> What you will do
Could you write the entries out again, exactly as they appear?

(The input)

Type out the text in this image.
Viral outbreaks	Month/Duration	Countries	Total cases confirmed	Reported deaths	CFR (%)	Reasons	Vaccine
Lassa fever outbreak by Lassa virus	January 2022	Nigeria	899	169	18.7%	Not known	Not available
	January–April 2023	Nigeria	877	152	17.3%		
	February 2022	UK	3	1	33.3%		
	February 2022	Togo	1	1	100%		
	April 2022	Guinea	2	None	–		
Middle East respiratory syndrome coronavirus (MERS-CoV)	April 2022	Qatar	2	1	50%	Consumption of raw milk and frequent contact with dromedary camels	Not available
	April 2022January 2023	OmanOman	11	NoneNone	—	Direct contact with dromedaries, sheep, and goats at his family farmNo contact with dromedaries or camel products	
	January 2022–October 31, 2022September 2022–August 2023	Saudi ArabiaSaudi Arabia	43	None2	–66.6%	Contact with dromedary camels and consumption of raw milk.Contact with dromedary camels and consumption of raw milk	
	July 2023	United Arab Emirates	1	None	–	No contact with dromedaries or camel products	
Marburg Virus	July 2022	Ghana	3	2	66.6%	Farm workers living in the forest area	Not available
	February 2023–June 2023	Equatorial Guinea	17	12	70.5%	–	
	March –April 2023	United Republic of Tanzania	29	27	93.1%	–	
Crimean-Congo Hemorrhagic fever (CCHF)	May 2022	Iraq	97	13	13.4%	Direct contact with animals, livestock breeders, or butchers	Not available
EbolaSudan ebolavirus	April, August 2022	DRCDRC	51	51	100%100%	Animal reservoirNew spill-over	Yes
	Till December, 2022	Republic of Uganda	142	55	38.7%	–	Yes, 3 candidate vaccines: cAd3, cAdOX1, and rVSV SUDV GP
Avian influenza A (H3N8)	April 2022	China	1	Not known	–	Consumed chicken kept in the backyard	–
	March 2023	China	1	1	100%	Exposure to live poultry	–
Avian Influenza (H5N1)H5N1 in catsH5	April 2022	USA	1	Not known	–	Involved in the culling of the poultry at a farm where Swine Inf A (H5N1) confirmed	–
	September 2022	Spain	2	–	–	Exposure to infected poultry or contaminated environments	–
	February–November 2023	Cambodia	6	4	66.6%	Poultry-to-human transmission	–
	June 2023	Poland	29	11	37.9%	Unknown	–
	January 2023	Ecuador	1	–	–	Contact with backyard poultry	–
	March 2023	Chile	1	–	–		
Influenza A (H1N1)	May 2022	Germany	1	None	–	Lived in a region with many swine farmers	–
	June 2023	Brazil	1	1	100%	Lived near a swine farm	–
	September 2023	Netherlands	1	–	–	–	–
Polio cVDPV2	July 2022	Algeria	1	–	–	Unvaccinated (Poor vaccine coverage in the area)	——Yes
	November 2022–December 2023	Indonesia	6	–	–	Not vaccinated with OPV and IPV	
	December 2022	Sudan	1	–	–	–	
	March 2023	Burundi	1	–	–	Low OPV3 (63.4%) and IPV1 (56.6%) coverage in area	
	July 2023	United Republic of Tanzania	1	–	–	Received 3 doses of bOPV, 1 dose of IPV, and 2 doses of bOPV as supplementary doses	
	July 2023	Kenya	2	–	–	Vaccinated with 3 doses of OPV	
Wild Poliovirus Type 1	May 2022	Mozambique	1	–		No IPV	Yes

(End The input)

> Solution for this task
Type out the text in this image.
Viral outbreaks	Month/Duration	Countries	Total cases confirmed	Reported deaths	CFR (%)	Reasons	Vaccine
Lassa fever outbreak by Lassa virus	January 2022	Nigeria	899	169	18.7%	Not known	Not available
	January–April 2023	Nigeria	877	152	17.3%		
	February 2022	UK	3	1	33.3%		
	February 2022	Togo	1	1	100%		
	April 2022	Guinea	2	None	–		
Middle East respiratory syndrome coronavirus (MERS-CoV)	April 2022	Qatar	2	1	50%	Consumption of raw milk and frequent contact with dromedary camels	Not available
	April 2022January 2023	OmanOman	11	NoneNone	—	Direct contact with dromedaries, sheep, and goats at his family farmNo contact with dromedaries or camel products	
	January 2022–October 31, 2022September 2022–August 2023	Saudi ArabiaSaudi Arabia	43	None2	–66.6%	Contact with dromedary camels and consumption of raw milk.Contact with dromedary camels and consumption of raw milk	
	July 2023	United Arab Emirates	1	None	–	No contact with dromedaries or camel products	
Marburg Virus	July 2022	Ghana	3	2	66.6%	Farm workers living in the forest area	Not available
	February 2023–June 2023	Equatorial Guinea	17	12	70.5%	–	
	March –April 2023	United Republic of Tanzania	29	27	93.1%	–	
Crimean-Congo Hemorrhagic fever (CCHF)	May 2022	Iraq	97	13	13.4%	Direct contact with animals, livestock breeders, or butchers	Not available
EbolaSudan ebolavirus	April, August 2022	DRCDRC	51	51	100%100%	Animal reservoirNew spill-over	Yes
	Till December, 2022	Republic of Uganda	142	55	38.7%	–	Yes, 3 candidate vaccines: cAd3, cAdOX1, and rVSV SUDV GP
Avian influenza A (H3N8)	April 2022	China	1	Not known	–	Consumed chicken kept in the backyard	–
	March 2023	China	1	1	100%	Exposure to live poultry	–
Avian Influenza (H5N1)H5N1 in catsH5	April 2022	USA	1	Not known	–	Involved in the culling of the poultry at a farm where Swine Inf A (H5N1) confirmed	–
	September 2022	Spain	2	–	–	Exposure to infected poultry or contaminated environments	–
	February–November 2023	Cambodia	6	4	66.6%	Poultry-to-human transmission	–
	June 2023	Poland	29	11	37.9%	Unknown	–
	January 2023	Ecuador	1	–	–	Contact with backyard poultry	–
	March 2023	Chile	1	–	–		
Influenza A (H1N1)	May 2022	Germany	1	None	–	Lived in a region with many swine farmers	–
	June 2023	Brazil	1	1	100%	Lived near a swine farm	–
	September 2023	Netherlands	1	–	–	–	–
Polio cVDPV2	July 2022	Algeria	1	–	–	Unvaccinated (Poor vaccine coverage in the area)	——Yes
	November 2022–December 2023	Indonesia	6	–	–	Not vaccinated with OPV and IPV	
	December 2022	Sudan	1	–	–	–	
	March 2023	Burundi	1	–	–	Low OPV3 (63.4%) and IPV1 (56.6%) coverage in area	
	July 2023	United Republic of Tanzania	1	–	–	Received 3 doses of bOPV, 1 dose of IPV, and 2 doses of bOPV as supplementary doses	
	July 2023	Kenya	2	–	–	Vaccinated with 3 doses of OPV	
Wild Poliovirus Type 1	May 2022	Mozambique	1	–		No IPV	Yes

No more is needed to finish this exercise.